**Set problem**: Rewrite everything from the line containing "Find all labels, buttons, inputs, and" down to the line containing "- amplify-desc: 性能适用: [1045, 627, 1090, 640]" in the records below, swapping "bounding boxes" for "box coordinates" and leaving the rest of those lines unchanged.
--- Start Extracted material ---
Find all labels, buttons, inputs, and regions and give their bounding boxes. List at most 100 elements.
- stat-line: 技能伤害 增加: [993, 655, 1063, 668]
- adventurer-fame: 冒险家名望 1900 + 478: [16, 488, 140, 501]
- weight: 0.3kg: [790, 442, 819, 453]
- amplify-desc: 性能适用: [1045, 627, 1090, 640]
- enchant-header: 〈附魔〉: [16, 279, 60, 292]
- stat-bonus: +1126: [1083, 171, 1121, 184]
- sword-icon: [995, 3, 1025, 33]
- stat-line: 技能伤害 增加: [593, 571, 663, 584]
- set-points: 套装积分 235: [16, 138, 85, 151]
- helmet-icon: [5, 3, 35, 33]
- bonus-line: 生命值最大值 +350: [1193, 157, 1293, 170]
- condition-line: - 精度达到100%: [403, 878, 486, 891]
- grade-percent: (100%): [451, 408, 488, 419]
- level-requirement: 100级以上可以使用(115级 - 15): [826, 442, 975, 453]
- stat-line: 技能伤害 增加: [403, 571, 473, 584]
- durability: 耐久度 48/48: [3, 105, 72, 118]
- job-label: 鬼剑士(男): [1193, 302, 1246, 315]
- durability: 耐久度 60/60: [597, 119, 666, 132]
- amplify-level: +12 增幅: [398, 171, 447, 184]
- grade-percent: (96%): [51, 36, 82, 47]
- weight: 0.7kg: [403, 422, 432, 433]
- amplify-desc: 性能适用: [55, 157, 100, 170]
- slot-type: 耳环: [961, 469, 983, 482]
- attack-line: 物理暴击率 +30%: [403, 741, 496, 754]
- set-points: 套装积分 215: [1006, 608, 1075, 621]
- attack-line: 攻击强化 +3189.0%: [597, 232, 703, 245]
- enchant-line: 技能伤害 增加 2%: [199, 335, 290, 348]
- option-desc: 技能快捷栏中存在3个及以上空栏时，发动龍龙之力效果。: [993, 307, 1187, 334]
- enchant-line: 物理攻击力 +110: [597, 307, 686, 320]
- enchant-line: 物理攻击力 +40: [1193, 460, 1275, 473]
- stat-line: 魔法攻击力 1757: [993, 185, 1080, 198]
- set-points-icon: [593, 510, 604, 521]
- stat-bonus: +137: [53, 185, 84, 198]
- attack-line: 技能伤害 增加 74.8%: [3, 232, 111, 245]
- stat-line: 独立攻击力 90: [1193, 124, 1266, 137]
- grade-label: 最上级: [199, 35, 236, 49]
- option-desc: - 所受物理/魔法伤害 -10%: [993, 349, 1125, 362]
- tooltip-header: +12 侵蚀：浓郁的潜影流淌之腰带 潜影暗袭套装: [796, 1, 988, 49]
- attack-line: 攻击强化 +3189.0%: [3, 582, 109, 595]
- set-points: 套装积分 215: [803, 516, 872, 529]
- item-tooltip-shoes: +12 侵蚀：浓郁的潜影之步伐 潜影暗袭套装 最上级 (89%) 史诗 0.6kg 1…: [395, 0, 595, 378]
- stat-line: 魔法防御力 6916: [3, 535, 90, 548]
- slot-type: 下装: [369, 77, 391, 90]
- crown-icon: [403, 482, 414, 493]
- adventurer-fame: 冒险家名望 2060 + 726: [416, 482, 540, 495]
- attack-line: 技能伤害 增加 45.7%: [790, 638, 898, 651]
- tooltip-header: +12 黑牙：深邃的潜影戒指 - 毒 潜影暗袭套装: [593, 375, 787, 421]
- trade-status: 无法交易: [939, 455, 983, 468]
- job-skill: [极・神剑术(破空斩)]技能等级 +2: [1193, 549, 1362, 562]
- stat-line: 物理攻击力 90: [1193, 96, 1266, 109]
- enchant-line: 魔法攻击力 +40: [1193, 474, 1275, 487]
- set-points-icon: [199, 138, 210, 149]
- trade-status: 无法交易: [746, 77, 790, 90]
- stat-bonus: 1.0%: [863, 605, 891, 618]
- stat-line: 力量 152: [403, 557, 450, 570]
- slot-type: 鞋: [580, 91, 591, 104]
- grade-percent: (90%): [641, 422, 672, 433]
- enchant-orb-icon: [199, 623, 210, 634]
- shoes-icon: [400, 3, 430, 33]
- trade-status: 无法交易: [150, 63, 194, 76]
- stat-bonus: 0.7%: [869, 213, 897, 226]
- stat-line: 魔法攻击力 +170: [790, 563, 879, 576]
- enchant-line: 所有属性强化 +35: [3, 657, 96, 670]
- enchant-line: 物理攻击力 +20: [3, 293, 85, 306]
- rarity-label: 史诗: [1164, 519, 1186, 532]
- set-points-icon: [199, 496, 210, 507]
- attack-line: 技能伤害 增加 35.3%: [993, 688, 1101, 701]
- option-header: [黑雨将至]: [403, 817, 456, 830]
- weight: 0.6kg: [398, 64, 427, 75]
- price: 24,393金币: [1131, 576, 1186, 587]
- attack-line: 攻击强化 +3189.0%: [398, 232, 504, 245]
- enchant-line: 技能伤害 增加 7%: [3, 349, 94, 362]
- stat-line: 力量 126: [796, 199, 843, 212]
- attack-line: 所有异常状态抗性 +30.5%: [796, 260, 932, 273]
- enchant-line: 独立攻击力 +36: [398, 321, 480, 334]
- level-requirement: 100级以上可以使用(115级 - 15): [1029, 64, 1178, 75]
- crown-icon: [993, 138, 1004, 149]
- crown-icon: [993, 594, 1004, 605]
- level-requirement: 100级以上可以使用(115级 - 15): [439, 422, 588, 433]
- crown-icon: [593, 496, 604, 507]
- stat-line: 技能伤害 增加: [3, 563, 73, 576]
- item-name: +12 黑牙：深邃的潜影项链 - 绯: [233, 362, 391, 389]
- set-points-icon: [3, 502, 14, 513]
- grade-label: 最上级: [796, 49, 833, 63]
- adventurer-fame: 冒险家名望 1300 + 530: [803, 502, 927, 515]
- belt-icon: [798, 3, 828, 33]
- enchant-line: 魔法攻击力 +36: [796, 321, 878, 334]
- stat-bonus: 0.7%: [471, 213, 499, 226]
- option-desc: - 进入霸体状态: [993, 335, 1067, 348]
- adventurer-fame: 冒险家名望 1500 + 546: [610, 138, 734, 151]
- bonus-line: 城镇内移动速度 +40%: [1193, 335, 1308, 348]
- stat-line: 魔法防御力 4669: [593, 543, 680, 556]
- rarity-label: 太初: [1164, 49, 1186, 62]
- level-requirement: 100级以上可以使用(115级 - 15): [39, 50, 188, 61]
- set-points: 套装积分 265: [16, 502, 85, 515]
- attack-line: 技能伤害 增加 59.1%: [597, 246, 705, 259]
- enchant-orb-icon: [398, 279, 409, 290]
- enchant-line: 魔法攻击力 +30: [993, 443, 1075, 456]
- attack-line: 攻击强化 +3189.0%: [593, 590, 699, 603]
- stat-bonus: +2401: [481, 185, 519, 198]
--- End Extracted material ---
--- Start Extracted material ---
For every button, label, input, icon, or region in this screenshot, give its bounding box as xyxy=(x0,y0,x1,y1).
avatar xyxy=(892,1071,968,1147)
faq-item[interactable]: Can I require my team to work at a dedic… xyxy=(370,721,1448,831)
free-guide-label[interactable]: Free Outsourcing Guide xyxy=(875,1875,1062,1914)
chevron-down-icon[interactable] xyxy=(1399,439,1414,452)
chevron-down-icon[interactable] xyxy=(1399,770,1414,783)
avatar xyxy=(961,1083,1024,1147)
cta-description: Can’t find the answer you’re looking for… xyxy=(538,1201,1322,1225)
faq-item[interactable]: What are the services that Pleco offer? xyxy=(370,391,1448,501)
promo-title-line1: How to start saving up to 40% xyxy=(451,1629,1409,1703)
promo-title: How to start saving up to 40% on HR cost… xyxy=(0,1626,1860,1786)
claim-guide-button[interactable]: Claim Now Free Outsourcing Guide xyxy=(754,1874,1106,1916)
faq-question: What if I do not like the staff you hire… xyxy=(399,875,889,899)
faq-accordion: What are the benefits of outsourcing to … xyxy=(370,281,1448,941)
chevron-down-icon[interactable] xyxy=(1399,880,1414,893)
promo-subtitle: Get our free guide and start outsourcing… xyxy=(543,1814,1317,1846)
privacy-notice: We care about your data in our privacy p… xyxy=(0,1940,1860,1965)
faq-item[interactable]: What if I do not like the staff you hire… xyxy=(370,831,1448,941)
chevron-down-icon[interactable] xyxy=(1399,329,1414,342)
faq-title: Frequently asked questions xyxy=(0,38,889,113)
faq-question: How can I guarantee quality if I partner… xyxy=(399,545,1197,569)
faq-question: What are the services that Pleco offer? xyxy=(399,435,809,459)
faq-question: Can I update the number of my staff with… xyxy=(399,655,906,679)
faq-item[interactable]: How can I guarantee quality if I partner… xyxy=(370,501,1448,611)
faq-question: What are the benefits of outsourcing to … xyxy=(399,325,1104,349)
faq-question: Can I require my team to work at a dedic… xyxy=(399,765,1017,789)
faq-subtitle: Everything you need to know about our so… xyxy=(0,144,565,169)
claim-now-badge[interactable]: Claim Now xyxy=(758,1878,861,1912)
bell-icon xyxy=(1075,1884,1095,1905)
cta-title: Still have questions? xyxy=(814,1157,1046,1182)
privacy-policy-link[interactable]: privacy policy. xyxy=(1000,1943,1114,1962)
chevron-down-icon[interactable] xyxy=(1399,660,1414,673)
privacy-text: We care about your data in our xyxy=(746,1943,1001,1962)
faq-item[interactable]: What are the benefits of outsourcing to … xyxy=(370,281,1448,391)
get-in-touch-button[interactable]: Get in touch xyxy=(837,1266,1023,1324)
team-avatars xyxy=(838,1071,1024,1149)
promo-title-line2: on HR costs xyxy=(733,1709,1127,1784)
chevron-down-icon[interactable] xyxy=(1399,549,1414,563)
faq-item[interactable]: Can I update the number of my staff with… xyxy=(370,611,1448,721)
--- End Extracted material ---
--- Start Extracted material ---
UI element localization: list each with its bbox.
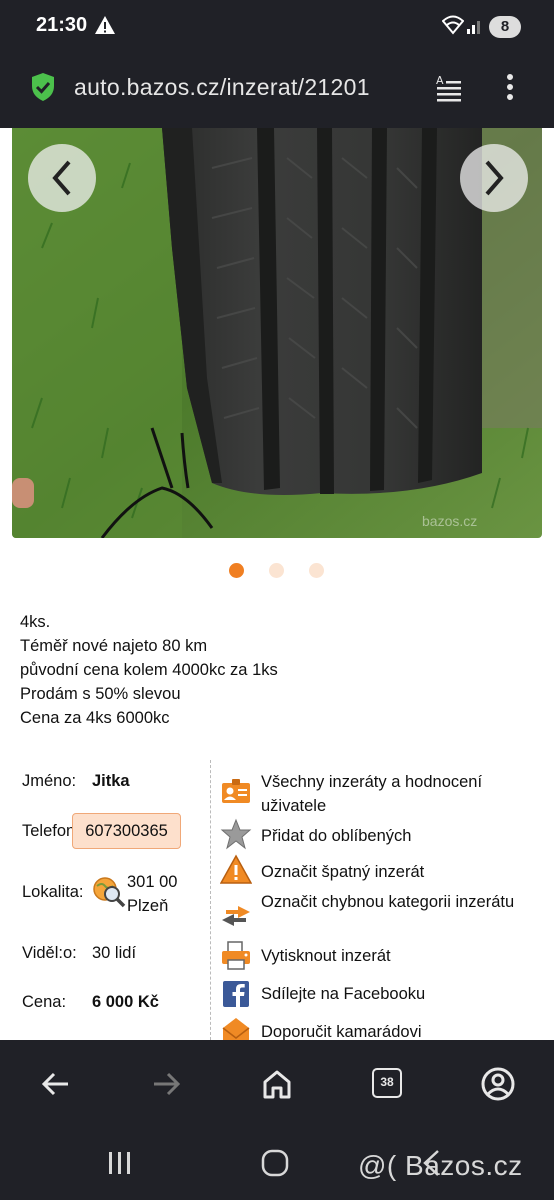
--- End Extracted material ---
**Complete output**:
Find all labels, buttons, inputs, and regions and give their box coordinates. List at most 100 elements.
- stat-line: 技能伤害 增加: [993, 655, 1063, 668]
- adventurer-fame: 冒险家名望 1900 + 478: [16, 488, 140, 501]
- weight: 0.3kg: [790, 442, 819, 453]
- amplify-desc: 性能适用: [1045, 627, 1090, 640]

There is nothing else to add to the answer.